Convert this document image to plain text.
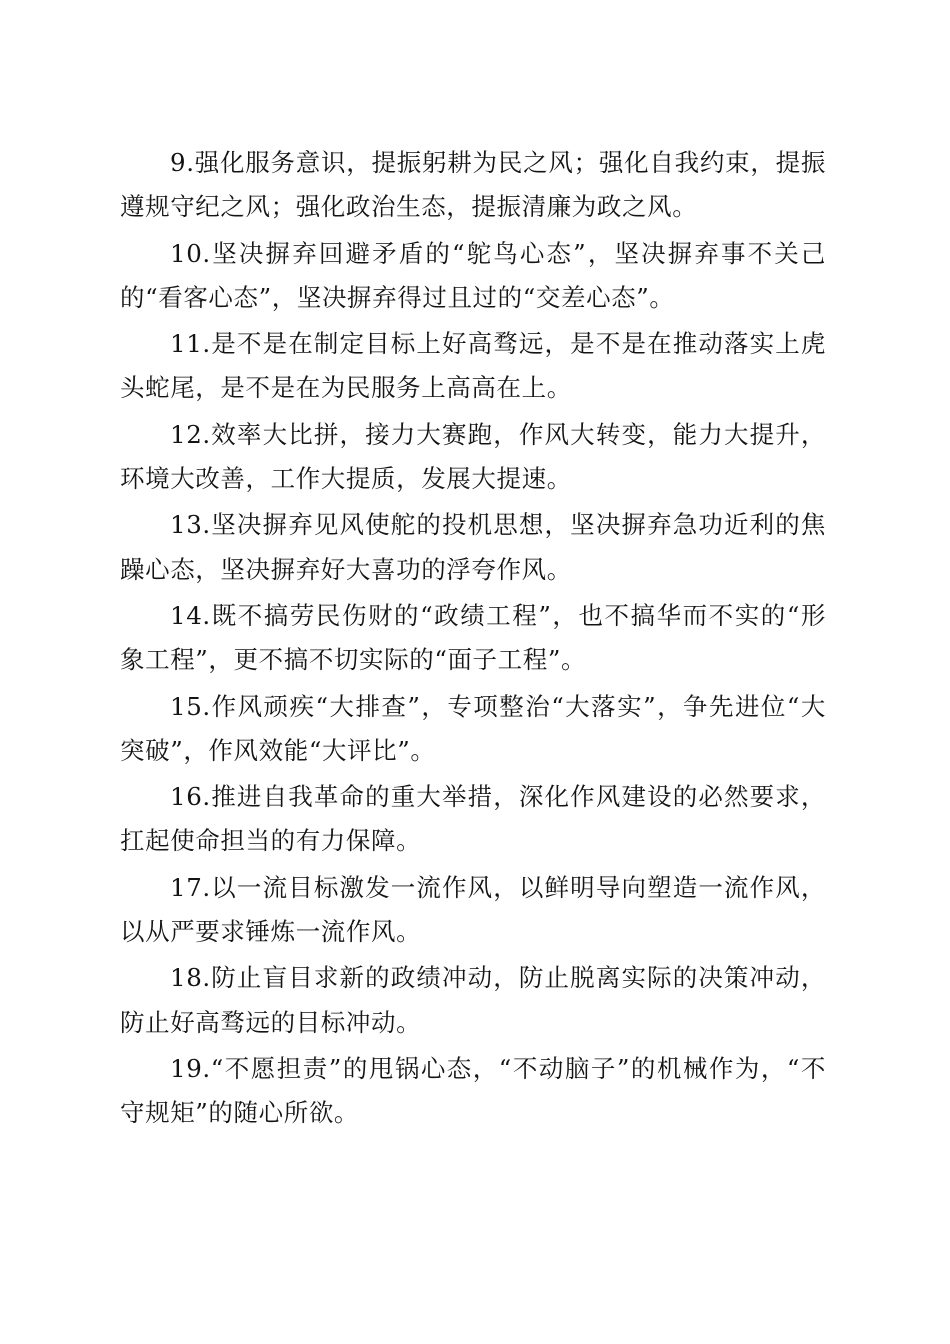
9.强化服务意识，提振躬耕为民之风；强化自我约束，提振遵规守纪之风；强化政治生态，提振清廉为政之风。

10.坚决摒弃回避矛盾的“鸵鸟心态”，坚决摒弃事不关己的“看客心态”，坚决摒弃得过且过的“交差心态”。

11.是不是在制定目标上好高骛远，是不是在推动落实上虎头蛇尾，是不是在为民服务上高高在上。

12.效率大比拼，接力大赛跑，作风大转变，能力大提升，环境大改善，工作大提质，发展大提速。

13.坚决摒弃见风使舵的投机思想，坚决摒弃急功近利的焦躁心态，坚决摒弃好大喜功的浮夸作风。

14.既不搞劳民伤财的“政绩工程”，也不搞华而不实的“形象工程”，更不搞不切实际的“面子工程”。

15.作风顽疾“大排查”，专项整治“大落实”，争先进位“大突破”，作风效能“大评比”。

16.推进自我革命的重大举措，深化作风建设的必然要求，扛起使命担当的有力保障。

17.以一流目标激发一流作风，以鲜明导向塑造一流作风，以从严要求锤炼一流作风。

18.防止盲目求新的政绩冲动，防止脱离实际的决策冲动，防止好高骛远的目标冲动。

19.“不愿担责”的甩锅心态，“不动脑子”的机械作为，“不守规矩”的随心所欲。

----------

**To do:** From the material above, copy everything exactly but the pictures.

**Task output:**
Convert this document image to plain text.
9.强化服务意识，提振躬耕为民之风；强化自我约束，提振遵规守纪之风；强化政治生态，提振清廉为政之风。

10.坚决摒弃回避矛盾的“鸵鸟心态”，坚决摒弃事不关己的“看客心态”，坚决摒弃得过且过的“交差心态”。

11.是不是在制定目标上好高骛远，是不是在推动落实上虎头蛇尾，是不是在为民服务上高高在上。

12.效率大比拼，接力大赛跑，作风大转变，能力大提升，环境大改善，工作大提质，发展大提速。

13.坚决摒弃见风使舵的投机思想，坚决摒弃急功近利的焦躁心态，坚决摒弃好大喜功的浮夸作风。

14.既不搞劳民伤财的“政绩工程”，也不搞华而不实的“形象工程”，更不搞不切实际的“面子工程”。

15.作风顽疾“大排查”，专项整治“大落实”，争先进位“大突破”，作风效能“大评比”。

16.推进自我革命的重大举措，深化作风建设的必然要求，扛起使命担当的有力保障。

17.以一流目标激发一流作风，以鲜明导向塑造一流作风，以从严要求锤炼一流作风。

18.防止盲目求新的政绩冲动，防止脱离实际的决策冲动，防止好高骛远的目标冲动。

19.“不愿担责”的甩锅心态，“不动脑子”的机械作为，“不守规矩”的随心所欲。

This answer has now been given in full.